# [Page]
IN THE right hands and at the right moment, the post of secretary of
state in the Vatican can be one of the most important in the world.
The
clearest modern example is Cardinal Agostino Casaroli,
who was a leading diplomatic player during the cold war.
A staunch
anti-communist, he managed to negotiate successfully with communist
regimes and make tactical gains for religious freedom. The high point of
his career was arranging a meeting between Pope John Paul II and
Mikhail Gorbachev, the Soviet leader.
Recent years have been less
glorious for the job of secretary of state, although it remains the top
position in the Holy See's administration, or curia, and is sometimes
equated with "prime minister" of the Vatican.
Its outgoing holder,
Cardinal Tarcisio Bertone, seems to have allowed secretive cliques and
lobbies to get out of control during his watch; this tarnished the
papacy of Benedict XVI and may even have prompted his resignation.
In
the latest of his initiatives to clean up the curia, Pope Francis has
named a professional Vatican diplomat who has served in several highly
sensitive places and has a reputation for being a discreet, dedicated
professional.
On August 31st it was announced that the 79-year-old
Cardinal Bertone would be replaced by a stripling of 58—Archbishop
Pietro Parolin (pictured), who for the past four years has been the
papal envoy to Venezuela.

[Collected data entries]

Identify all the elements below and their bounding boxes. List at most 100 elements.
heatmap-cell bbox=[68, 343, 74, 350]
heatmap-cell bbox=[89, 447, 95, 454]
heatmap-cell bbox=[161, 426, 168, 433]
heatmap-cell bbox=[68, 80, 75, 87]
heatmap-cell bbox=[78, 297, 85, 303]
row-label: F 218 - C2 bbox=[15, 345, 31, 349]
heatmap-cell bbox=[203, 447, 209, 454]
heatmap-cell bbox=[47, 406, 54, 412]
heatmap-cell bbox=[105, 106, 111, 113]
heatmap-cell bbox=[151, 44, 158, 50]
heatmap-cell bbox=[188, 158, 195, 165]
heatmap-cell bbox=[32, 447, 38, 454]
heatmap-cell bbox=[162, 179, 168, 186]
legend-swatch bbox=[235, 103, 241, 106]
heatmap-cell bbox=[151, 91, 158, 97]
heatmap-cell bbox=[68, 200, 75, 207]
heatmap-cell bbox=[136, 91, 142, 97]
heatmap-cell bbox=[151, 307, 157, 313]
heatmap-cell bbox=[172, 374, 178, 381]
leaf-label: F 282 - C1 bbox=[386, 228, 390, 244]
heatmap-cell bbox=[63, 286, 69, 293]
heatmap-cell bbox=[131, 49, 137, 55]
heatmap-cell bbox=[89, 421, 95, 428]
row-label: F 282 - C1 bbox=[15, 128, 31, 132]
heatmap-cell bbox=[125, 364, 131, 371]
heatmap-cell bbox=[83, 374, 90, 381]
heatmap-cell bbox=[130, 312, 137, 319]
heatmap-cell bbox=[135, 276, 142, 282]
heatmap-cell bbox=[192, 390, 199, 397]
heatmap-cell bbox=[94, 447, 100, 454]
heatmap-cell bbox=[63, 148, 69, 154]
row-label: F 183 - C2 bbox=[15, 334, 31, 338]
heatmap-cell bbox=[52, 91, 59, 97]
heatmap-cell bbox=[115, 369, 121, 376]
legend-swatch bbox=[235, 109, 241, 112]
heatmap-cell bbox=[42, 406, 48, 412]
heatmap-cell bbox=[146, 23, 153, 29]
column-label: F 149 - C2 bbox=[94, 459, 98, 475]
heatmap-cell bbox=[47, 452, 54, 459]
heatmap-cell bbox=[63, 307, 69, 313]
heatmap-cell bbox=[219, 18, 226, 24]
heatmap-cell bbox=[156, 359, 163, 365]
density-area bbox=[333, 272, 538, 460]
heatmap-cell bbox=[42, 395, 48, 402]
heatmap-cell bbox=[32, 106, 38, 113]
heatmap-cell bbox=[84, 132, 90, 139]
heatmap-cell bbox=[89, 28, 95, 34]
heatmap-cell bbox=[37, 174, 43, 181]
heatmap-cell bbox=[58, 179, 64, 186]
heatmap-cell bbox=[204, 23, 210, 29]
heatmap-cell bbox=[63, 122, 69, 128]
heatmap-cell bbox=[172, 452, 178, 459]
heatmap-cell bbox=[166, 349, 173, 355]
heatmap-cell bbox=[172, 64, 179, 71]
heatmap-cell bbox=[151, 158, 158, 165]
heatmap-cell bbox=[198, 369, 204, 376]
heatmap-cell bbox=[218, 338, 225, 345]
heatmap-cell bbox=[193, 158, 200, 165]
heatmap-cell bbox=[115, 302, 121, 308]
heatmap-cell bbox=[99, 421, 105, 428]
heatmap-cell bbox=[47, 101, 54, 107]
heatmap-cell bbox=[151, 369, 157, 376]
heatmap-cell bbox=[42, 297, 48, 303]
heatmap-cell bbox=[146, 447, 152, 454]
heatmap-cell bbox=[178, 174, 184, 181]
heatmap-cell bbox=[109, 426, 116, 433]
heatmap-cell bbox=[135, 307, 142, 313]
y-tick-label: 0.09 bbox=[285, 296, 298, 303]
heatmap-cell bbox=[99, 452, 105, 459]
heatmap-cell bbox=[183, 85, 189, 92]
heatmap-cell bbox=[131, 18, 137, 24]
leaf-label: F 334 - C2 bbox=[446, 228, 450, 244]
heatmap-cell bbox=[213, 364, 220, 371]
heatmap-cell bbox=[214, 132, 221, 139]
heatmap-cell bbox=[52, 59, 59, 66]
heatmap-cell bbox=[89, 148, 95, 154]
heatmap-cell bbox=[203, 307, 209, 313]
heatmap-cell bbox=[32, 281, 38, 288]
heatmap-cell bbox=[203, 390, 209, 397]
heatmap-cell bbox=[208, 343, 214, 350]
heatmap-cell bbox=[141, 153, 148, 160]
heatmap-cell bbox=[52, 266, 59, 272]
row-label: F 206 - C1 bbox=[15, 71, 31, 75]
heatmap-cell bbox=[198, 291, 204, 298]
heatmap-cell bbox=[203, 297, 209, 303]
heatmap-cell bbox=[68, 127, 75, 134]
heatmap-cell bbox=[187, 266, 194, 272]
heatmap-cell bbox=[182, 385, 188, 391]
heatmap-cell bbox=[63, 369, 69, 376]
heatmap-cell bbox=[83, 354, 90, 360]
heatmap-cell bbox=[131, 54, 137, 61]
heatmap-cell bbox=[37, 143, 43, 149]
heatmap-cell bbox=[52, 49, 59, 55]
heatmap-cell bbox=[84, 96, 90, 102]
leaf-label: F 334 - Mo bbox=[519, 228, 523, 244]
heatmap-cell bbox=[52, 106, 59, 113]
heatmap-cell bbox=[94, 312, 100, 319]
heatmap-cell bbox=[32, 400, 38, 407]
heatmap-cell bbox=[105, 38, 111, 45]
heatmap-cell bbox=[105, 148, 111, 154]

# [Request A]
Answer these questions about the article on the Vatican secretary of state:
(i) Which two figures did Cardinal Agostino Casaroli arrange a meeting between?
(ii) How old was Cardinal Tarcisio Bertone when his replacement was announced?
(iii) Where has Archbishop Pietro Parolin served as papal envoy for the past four years?
# [Request B]
Output the lines of the listing from its first line up to and including the line with "heatmap-cell bbox=[166, 349, 173, 355]".
The article and the listing come from unrelated sources.

# [Problem solution A]
(i) Pope John Paul II and Mikhail Gorbachev, the Soviet leader
(ii) 79
(iii) Venezuela

# [Problem solution B]
Identify all the elements below and their bounding boxes. List at most 100 elements.
heatmap-cell bbox=[68, 343, 74, 350]
heatmap-cell bbox=[89, 447, 95, 454]
heatmap-cell bbox=[161, 426, 168, 433]
heatmap-cell bbox=[68, 80, 75, 87]
heatmap-cell bbox=[78, 297, 85, 303]
row-label: F 218 - C2 bbox=[15, 345, 31, 349]
heatmap-cell bbox=[203, 447, 209, 454]
heatmap-cell bbox=[47, 406, 54, 412]
heatmap-cell bbox=[105, 106, 111, 113]
heatmap-cell bbox=[151, 44, 158, 50]
heatmap-cell bbox=[188, 158, 195, 165]
heatmap-cell bbox=[32, 447, 38, 454]
heatmap-cell bbox=[162, 179, 168, 186]
legend-swatch bbox=[235, 103, 241, 106]
heatmap-cell bbox=[151, 91, 158, 97]
heatmap-cell bbox=[68, 200, 75, 207]
heatmap-cell bbox=[136, 91, 142, 97]
heatmap-cell bbox=[151, 307, 157, 313]
heatmap-cell bbox=[172, 374, 178, 381]
leaf-label: F 282 - C1 bbox=[386, 228, 390, 244]
heatmap-cell bbox=[63, 286, 69, 293]
heatmap-cell bbox=[131, 49, 137, 55]
heatmap-cell bbox=[89, 421, 95, 428]
row-label: F 282 - C1 bbox=[15, 128, 31, 132]
heatmap-cell bbox=[125, 364, 131, 371]
heatmap-cell bbox=[83, 374, 90, 381]
heatmap-cell bbox=[130, 312, 137, 319]
heatmap-cell bbox=[135, 276, 142, 282]
heatmap-cell bbox=[192, 390, 199, 397]
heatmap-cell bbox=[94, 447, 100, 454]
heatmap-cell bbox=[63, 148, 69, 154]
row-label: F 183 - C2 bbox=[15, 334, 31, 338]
heatmap-cell bbox=[52, 91, 59, 97]
heatmap-cell bbox=[115, 369, 121, 376]
legend-swatch bbox=[235, 109, 241, 112]
heatmap-cell bbox=[42, 406, 48, 412]
heatmap-cell bbox=[146, 23, 153, 29]
column-label: F 149 - C2 bbox=[94, 459, 98, 475]
heatmap-cell bbox=[47, 452, 54, 459]
heatmap-cell bbox=[63, 307, 69, 313]
heatmap-cell bbox=[219, 18, 226, 24]
heatmap-cell bbox=[156, 359, 163, 365]
density-area bbox=[333, 272, 538, 460]
heatmap-cell bbox=[42, 395, 48, 402]
heatmap-cell bbox=[32, 106, 38, 113]
heatmap-cell bbox=[84, 132, 90, 139]
heatmap-cell bbox=[89, 28, 95, 34]
heatmap-cell bbox=[37, 174, 43, 181]
heatmap-cell bbox=[58, 179, 64, 186]
heatmap-cell bbox=[204, 23, 210, 29]
heatmap-cell bbox=[63, 122, 69, 128]
heatmap-cell bbox=[172, 452, 178, 459]
heatmap-cell bbox=[166, 349, 173, 355]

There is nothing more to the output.